Given request: Copy every line of the records below verbatim, omitting the pictures.

— Start of Records supplied —

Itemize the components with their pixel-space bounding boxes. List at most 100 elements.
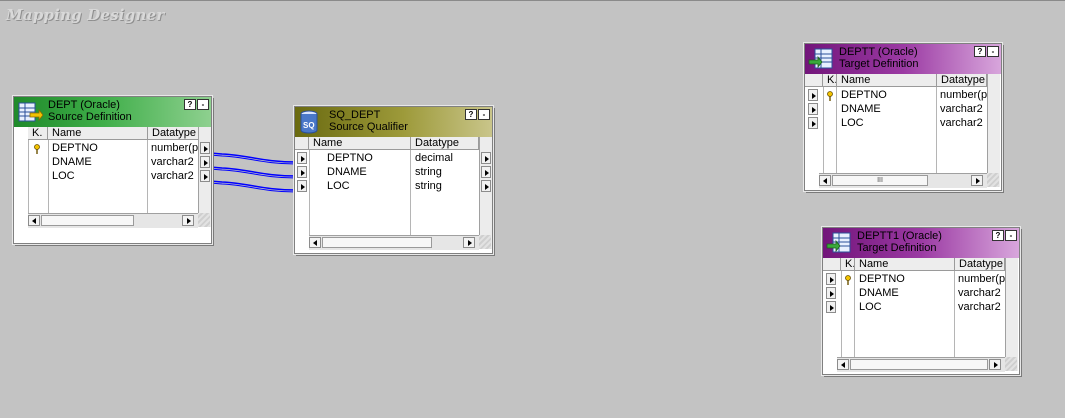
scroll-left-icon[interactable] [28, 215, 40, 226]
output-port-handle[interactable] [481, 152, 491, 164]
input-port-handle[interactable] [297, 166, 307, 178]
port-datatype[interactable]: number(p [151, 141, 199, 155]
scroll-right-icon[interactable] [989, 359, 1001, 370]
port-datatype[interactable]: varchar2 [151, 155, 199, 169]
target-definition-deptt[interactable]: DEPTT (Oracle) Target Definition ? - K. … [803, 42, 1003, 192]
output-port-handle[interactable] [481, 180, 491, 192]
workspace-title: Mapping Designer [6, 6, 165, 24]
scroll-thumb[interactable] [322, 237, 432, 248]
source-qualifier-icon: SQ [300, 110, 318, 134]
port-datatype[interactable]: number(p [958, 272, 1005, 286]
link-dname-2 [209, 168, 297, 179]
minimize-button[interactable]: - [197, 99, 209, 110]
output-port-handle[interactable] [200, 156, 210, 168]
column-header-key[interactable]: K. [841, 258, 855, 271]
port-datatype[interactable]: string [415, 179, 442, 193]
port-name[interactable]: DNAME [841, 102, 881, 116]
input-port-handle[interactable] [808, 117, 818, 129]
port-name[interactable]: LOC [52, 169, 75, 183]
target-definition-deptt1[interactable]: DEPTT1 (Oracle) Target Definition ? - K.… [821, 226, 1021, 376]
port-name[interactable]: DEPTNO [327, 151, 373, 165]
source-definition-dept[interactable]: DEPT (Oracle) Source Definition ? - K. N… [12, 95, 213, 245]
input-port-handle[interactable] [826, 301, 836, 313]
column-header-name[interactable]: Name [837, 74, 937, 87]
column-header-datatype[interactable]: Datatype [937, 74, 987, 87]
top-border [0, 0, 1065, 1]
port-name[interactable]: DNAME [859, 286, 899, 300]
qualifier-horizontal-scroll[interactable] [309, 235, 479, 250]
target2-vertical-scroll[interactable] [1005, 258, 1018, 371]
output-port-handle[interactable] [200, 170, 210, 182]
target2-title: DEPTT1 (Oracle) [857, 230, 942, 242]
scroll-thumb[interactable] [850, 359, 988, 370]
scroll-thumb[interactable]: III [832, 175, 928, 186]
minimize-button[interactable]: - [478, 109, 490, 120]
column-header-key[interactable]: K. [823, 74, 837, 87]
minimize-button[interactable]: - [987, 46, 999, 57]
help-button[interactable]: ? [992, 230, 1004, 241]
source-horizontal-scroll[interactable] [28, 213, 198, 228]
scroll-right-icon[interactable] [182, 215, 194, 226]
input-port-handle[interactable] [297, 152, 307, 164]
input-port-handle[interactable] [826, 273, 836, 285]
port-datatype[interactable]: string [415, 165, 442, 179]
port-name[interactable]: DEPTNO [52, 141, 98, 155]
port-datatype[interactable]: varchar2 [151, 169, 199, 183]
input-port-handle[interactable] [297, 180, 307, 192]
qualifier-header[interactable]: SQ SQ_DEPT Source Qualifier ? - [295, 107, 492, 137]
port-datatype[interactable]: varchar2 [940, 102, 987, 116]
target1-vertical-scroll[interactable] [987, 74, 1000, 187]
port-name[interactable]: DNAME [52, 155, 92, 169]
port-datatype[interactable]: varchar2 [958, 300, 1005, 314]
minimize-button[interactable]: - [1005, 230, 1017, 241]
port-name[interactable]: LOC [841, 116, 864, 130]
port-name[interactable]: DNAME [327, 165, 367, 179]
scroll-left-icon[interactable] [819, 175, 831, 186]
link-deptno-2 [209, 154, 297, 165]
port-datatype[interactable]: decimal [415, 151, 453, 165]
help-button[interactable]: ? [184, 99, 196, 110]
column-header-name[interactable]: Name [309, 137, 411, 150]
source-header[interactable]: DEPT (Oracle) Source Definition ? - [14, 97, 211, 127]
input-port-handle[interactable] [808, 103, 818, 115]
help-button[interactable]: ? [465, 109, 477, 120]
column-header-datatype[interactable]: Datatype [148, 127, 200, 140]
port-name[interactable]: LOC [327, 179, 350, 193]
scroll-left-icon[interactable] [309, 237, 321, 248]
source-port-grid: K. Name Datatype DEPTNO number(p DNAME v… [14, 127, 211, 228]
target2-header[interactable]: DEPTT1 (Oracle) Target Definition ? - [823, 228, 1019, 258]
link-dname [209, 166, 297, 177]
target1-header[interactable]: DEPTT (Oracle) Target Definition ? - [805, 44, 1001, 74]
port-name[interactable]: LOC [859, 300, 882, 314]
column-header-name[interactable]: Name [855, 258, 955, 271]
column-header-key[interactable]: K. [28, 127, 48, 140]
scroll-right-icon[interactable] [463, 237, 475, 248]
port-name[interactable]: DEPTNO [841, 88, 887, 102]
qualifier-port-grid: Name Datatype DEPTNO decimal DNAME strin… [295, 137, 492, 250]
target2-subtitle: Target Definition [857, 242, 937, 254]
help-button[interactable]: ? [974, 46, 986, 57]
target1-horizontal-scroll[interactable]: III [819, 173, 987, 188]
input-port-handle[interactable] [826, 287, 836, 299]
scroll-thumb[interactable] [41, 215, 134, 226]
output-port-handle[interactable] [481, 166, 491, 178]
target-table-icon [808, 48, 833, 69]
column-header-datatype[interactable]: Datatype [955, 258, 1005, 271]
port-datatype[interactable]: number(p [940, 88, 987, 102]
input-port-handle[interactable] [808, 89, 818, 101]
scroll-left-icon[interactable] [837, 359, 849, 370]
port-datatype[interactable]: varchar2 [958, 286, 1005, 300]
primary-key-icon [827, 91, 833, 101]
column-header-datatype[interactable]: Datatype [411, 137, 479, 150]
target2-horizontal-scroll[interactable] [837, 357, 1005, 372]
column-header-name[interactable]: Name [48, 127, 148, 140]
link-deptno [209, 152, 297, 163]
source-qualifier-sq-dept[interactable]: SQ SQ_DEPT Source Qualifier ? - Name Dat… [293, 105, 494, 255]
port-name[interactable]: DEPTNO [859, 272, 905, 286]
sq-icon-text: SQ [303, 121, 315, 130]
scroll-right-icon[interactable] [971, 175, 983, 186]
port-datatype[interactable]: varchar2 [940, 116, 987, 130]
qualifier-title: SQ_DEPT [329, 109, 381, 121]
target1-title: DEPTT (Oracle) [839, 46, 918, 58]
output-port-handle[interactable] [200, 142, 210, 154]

— End of Records supplied —

Response:
Itemize the components with their pixel-space bounding boxes. List at most 100 elements.
scroll-left-icon[interactable] [28, 215, 40, 226]
output-port-handle[interactable] [481, 152, 491, 164]
input-port-handle[interactable] [297, 166, 307, 178]
port-datatype[interactable]: number(p [151, 141, 199, 155]
scroll-right-icon[interactable] [989, 359, 1001, 370]
port-datatype[interactable]: varchar2 [151, 155, 199, 169]
target-definition-deptt[interactable]: DEPTT (Oracle) Target Definition ? - K. … [803, 42, 1003, 192]
output-port-handle[interactable] [481, 180, 491, 192]
workspace-title: Mapping Designer [6, 6, 165, 24]
scroll-thumb[interactable] [322, 237, 432, 248]
source-qualifier-icon: SQ [300, 110, 318, 134]
port-datatype[interactable]: number(p [958, 272, 1005, 286]
link-dname-2 [209, 168, 297, 179]
minimize-button[interactable]: - [197, 99, 209, 110]
output-port-handle[interactable] [200, 156, 210, 168]
column-header-key[interactable]: K. [841, 258, 855, 271]
port-datatype[interactable]: string [415, 179, 442, 193]
port-name[interactable]: DNAME [841, 102, 881, 116]
input-port-handle[interactable] [808, 117, 818, 129]
port-name[interactable]: LOC [52, 169, 75, 183]
target-definition-deptt1[interactable]: DEPTT1 (Oracle) Target Definition ? - K.… [821, 226, 1021, 376]
port-name[interactable]: DEPTNO [327, 151, 373, 165]
source-definition-dept[interactable]: DEPT (Oracle) Source Definition ? - K. N… [12, 95, 213, 245]
input-port-handle[interactable] [826, 301, 836, 313]
column-header-name[interactable]: Name [837, 74, 937, 87]
column-header-datatype[interactable]: Datatype [937, 74, 987, 87]
top-border [0, 0, 1065, 1]
port-name[interactable]: DNAME [859, 286, 899, 300]
qualifier-horizontal-scroll[interactable] [309, 235, 479, 250]
target2-vertical-scroll[interactable] [1005, 258, 1018, 371]
output-port-handle[interactable] [200, 170, 210, 182]
target2-title: DEPTT1 (Oracle) [857, 230, 942, 242]
scroll-thumb[interactable] [850, 359, 988, 370]
scroll-thumb[interactable]: III [832, 175, 928, 186]
minimize-button[interactable]: - [478, 109, 490, 120]
column-header-key[interactable]: K. [823, 74, 837, 87]
minimize-button[interactable]: - [987, 46, 999, 57]
help-button[interactable]: ? [992, 230, 1004, 241]
source-horizontal-scroll[interactable] [28, 213, 198, 228]
scroll-right-icon[interactable] [182, 215, 194, 226]
input-port-handle[interactable] [297, 152, 307, 164]
input-port-handle[interactable] [826, 273, 836, 285]
port-datatype[interactable]: string [415, 165, 442, 179]
port-name[interactable]: DEPTNO [52, 141, 98, 155]
port-datatype[interactable]: varchar2 [151, 169, 199, 183]
input-port-handle[interactable] [297, 180, 307, 192]
qualifier-header[interactable]: SQ SQ_DEPT Source Qualifier ? - [295, 107, 492, 137]
port-datatype[interactable]: varchar2 [940, 102, 987, 116]
target1-vertical-scroll[interactable] [987, 74, 1000, 187]
port-name[interactable]: DNAME [52, 155, 92, 169]
port-datatype[interactable]: varchar2 [958, 300, 1005, 314]
minimize-button[interactable]: - [1005, 230, 1017, 241]
port-name[interactable]: LOC [841, 116, 864, 130]
port-name[interactable]: DNAME [327, 165, 367, 179]
scroll-left-icon[interactable] [819, 175, 831, 186]
link-deptno-2 [209, 154, 297, 165]
port-datatype[interactable]: decimal [415, 151, 453, 165]
help-button[interactable]: ? [184, 99, 196, 110]
column-header-name[interactable]: Name [309, 137, 411, 150]
source-header[interactable]: DEPT (Oracle) Source Definition ? - [14, 97, 211, 127]
input-port-handle[interactable] [808, 103, 818, 115]
help-button[interactable]: ? [465, 109, 477, 120]
column-header-datatype[interactable]: Datatype [148, 127, 200, 140]
port-name[interactable]: LOC [327, 179, 350, 193]
scroll-left-icon[interactable] [309, 237, 321, 248]
source-port-grid: K. Name Datatype DEPTNO number(p DNAME v… [14, 127, 211, 228]
target2-header[interactable]: DEPTT1 (Oracle) Target Definition ? - [823, 228, 1019, 258]
link-dname [209, 166, 297, 177]
target1-header[interactable]: DEPTT (Oracle) Target Definition ? - [805, 44, 1001, 74]
port-name[interactable]: LOC [859, 300, 882, 314]
column-header-name[interactable]: Name [855, 258, 955, 271]
column-header-key[interactable]: K. [28, 127, 48, 140]
scroll-right-icon[interactable] [463, 237, 475, 248]
port-name[interactable]: DEPTNO [841, 88, 887, 102]
qualifier-port-grid: Name Datatype DEPTNO decimal DNAME strin… [295, 137, 492, 250]
target2-subtitle: Target Definition [857, 242, 937, 254]
help-button[interactable]: ? [974, 46, 986, 57]
target1-horizontal-scroll[interactable]: III [819, 173, 987, 188]
input-port-handle[interactable] [826, 287, 836, 299]
scroll-thumb[interactable] [41, 215, 134, 226]
output-port-handle[interactable] [481, 166, 491, 178]
target-table-icon [808, 48, 833, 69]
column-header-datatype[interactable]: Datatype [955, 258, 1005, 271]
port-datatype[interactable]: number(p [940, 88, 987, 102]
input-port-handle[interactable] [808, 89, 818, 101]
scroll-left-icon[interactable] [837, 359, 849, 370]
port-datatype[interactable]: varchar2 [958, 286, 1005, 300]
primary-key-icon [827, 91, 833, 101]
column-header-datatype[interactable]: Datatype [411, 137, 479, 150]
target2-horizontal-scroll[interactable] [837, 357, 1005, 372]
column-header-name[interactable]: Name [48, 127, 148, 140]
link-deptno [209, 152, 297, 163]
source-qualifier-sq-dept[interactable]: SQ SQ_DEPT Source Qualifier ? - Name Dat… [293, 105, 494, 255]
port-name[interactable]: DEPTNO [859, 272, 905, 286]
sq-icon-text: SQ [303, 121, 315, 130]
scroll-right-icon[interactable] [971, 175, 983, 186]
port-datatype[interactable]: varchar2 [940, 116, 987, 130]
qualifier-title: SQ_DEPT [329, 109, 381, 121]
target1-title: DEPTT (Oracle) [839, 46, 918, 58]
output-port-handle[interactable] [200, 142, 210, 154]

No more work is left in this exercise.